* [PROBLEM TO WORK ON]: Images must not appear in your copy; reproduce every other part of the records exactly.
[START OF RAW DATA]
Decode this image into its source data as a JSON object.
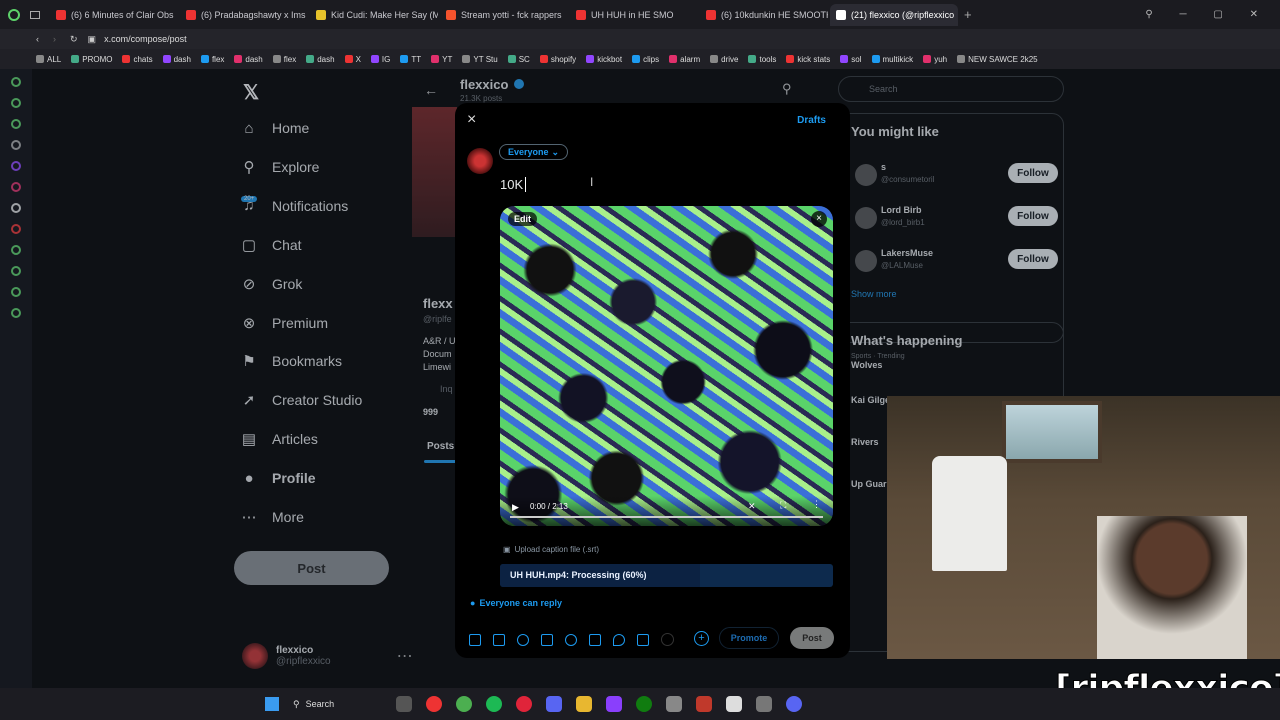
{
  "browser": {
    "tabs": [
      {
        "label": "(6) 6 Minutes of Clair Obs",
        "color": "#e33"
      },
      {
        "label": "(6) Pradabagshawty x Ims",
        "color": "#e33"
      },
      {
        "label": "Kid Cudi: Make Her Say (M",
        "color": "#e6c22b"
      },
      {
        "label": "Stream yotti - fck rappers",
        "color": "#f5532d"
      },
      {
        "label": "UH HUH in HE SMO",
        "color": "#e33"
      },
      {
        "label": "(6) 10kdunkin HE SMOOTH",
        "color": "#e33"
      },
      {
        "label": "(21) flexxico (@ripflexxico",
        "color": "#fff"
      }
    ],
    "url": "x.com/compose/post",
    "bookmarks": [
      "ALL",
      "PROMO",
      "chats",
      "dash",
      "flex",
      "dash",
      "flex",
      "dash",
      "X",
      "IG",
      "TT",
      "YT",
      "YT Stu",
      "SC",
      "shopify",
      "kickbot",
      "clips",
      "alarm",
      "drive",
      "tools",
      "kick stats",
      "sol",
      "multikick",
      "yuh",
      "NEW SAWCE 2k25"
    ]
  },
  "nav": {
    "items": [
      {
        "label": "Home",
        "icon": "home-icon",
        "glyph": "⌂"
      },
      {
        "label": "Explore",
        "icon": "search-icon",
        "glyph": "⚲"
      },
      {
        "label": "Notifications",
        "icon": "bell-icon",
        "glyph": "♫"
      },
      {
        "label": "Chat",
        "icon": "chat-icon",
        "glyph": "▢"
      },
      {
        "label": "Grok",
        "icon": "grok-icon",
        "glyph": "⊘"
      },
      {
        "label": "Premium",
        "icon": "premium-icon",
        "glyph": "⊗"
      },
      {
        "label": "Bookmarks",
        "icon": "bookmark-icon",
        "glyph": "⚑"
      },
      {
        "label": "Creator Studio",
        "icon": "rocket-icon",
        "glyph": "➚"
      },
      {
        "label": "Articles",
        "icon": "articles-icon",
        "glyph": "▤"
      },
      {
        "label": "Profile",
        "icon": "profile-icon",
        "glyph": "●"
      },
      {
        "label": "More",
        "icon": "more-icon",
        "glyph": "⋯"
      }
    ],
    "notif_badge": "20+",
    "post_label": "Post",
    "account_name": "flexxico",
    "account_handle": "@ripflexxico"
  },
  "profile": {
    "name": "flexxico",
    "posts_count": "21.3K posts",
    "display_name": "flexx",
    "handle": "@riplfe",
    "bio1": "A&R / U",
    "bio2": "Docum",
    "bio3": "Limewi",
    "loc": "Inq",
    "followers": "999",
    "tab_posts": "Posts"
  },
  "composer": {
    "close_label": "×",
    "drafts_label": "Drafts",
    "audience_label": "Everyone",
    "text": "10K",
    "edit_label": "Edit",
    "video_time": "0:00 / 2:13",
    "caption_label": "Upload caption file (.srt)",
    "processing": "UH HUH.mp4: Processing (60%)",
    "processing_fraction": 0.6,
    "reply_label": "Everyone can reply",
    "promote_label": "Promote",
    "post_label": "Post"
  },
  "right": {
    "search_placeholder": "Search",
    "might_like": "You might like",
    "suggestions": [
      {
        "name": "s",
        "handle": "@consumetoril"
      },
      {
        "name": "Lord Birb",
        "handle": "@lord_birb1"
      },
      {
        "name": "LakersMuse",
        "handle": "@LALMuse"
      }
    ],
    "follow_label": "Follow",
    "show_more": "Show more",
    "happening": "What's happening",
    "trend_meta": "Sports · Trending",
    "trends": [
      "Wolves",
      "Kai Gilge",
      "Rivers",
      "Up Guar"
    ]
  },
  "overlay_text": "[ripflexxico]",
  "taskbar": {
    "search_label": "Search"
  },
  "colors": {
    "accent": "#1d9bf0",
    "bg": "#000000"
  }
}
[END OF RAW DATA]
* [EXERCISE OUTPUT]:
Decode this image into its source data as a JSON object.
{
  "browser": {
    "tabs": [
      {
        "label": "(6) 6 Minutes of Clair Obs",
        "color": "#e33"
      },
      {
        "label": "(6) Pradabagshawty x Ims",
        "color": "#e33"
      },
      {
        "label": "Kid Cudi: Make Her Say (M",
        "color": "#e6c22b"
      },
      {
        "label": "Stream yotti - fck rappers",
        "color": "#f5532d"
      },
      {
        "label": "UH HUH in HE SMO",
        "color": "#e33"
      },
      {
        "label": "(6) 10kdunkin HE SMOOTH",
        "color": "#e33"
      },
      {
        "label": "(21) flexxico (@ripflexxico",
        "color": "#fff"
      }
    ],
    "url": "x.com/compose/post",
    "bookmarks": [
      "ALL",
      "PROMO",
      "chats",
      "dash",
      "flex",
      "dash",
      "flex",
      "dash",
      "X",
      "IG",
      "TT",
      "YT",
      "YT Stu",
      "SC",
      "shopify",
      "kickbot",
      "clips",
      "alarm",
      "drive",
      "tools",
      "kick stats",
      "sol",
      "multikick",
      "yuh",
      "NEW SAWCE 2k25"
    ]
  },
  "nav": {
    "items": [
      {
        "label": "Home",
        "icon": "home-icon",
        "glyph": "⌂"
      },
      {
        "label": "Explore",
        "icon": "search-icon",
        "glyph": "⚲"
      },
      {
        "label": "Notifications",
        "icon": "bell-icon",
        "glyph": "♫"
      },
      {
        "label": "Chat",
        "icon": "chat-icon",
        "glyph": "▢"
      },
      {
        "label": "Grok",
        "icon": "grok-icon",
        "glyph": "⊘"
      },
      {
        "label": "Premium",
        "icon": "premium-icon",
        "glyph": "⊗"
      },
      {
        "label": "Bookmarks",
        "icon": "bookmark-icon",
        "glyph": "⚑"
      },
      {
        "label": "Creator Studio",
        "icon": "rocket-icon",
        "glyph": "➚"
      },
      {
        "label": "Articles",
        "icon": "articles-icon",
        "glyph": "▤"
      },
      {
        "label": "Profile",
        "icon": "profile-icon",
        "glyph": "●"
      },
      {
        "label": "More",
        "icon": "more-icon",
        "glyph": "⋯"
      }
    ],
    "notif_badge": "20+",
    "post_label": "Post",
    "account_name": "flexxico",
    "account_handle": "@ripflexxico"
  },
  "profile": {
    "name": "flexxico",
    "posts_count": "21.3K posts",
    "display_name": "flexx",
    "handle": "@riplfe",
    "bio1": "A&R / U",
    "bio2": "Docum",
    "bio3": "Limewi",
    "loc": "Inq",
    "followers": "999",
    "tab_posts": "Posts"
  },
  "composer": {
    "close_label": "×",
    "drafts_label": "Drafts",
    "audience_label": "Everyone",
    "text": "10K",
    "edit_label": "Edit",
    "video_time": "0:00 / 2:13",
    "caption_label": "Upload caption file (.srt)",
    "processing": "UH HUH.mp4: Processing (60%)",
    "processing_fraction": 0.6,
    "reply_label": "Everyone can reply",
    "promote_label": "Promote",
    "post_label": "Post"
  },
  "right": {
    "search_placeholder": "Search",
    "might_like": "You might like",
    "suggestions": [
      {
        "name": "s",
        "handle": "@consumetoril"
      },
      {
        "name": "Lord Birb",
        "handle": "@lord_birb1"
      },
      {
        "name": "LakersMuse",
        "handle": "@LALMuse"
      }
    ],
    "follow_label": "Follow",
    "show_more": "Show more",
    "happening": "What's happening",
    "trend_meta": "Sports · Trending",
    "trends": [
      "Wolves",
      "Kai Gilge",
      "Rivers",
      "Up Guar"
    ]
  },
  "overlay_text": "[ripflexxico]",
  "taskbar": {
    "search_label": "Search"
  },
  "colors": {
    "accent": "#1d9bf0",
    "bg": "#000000"
  }
}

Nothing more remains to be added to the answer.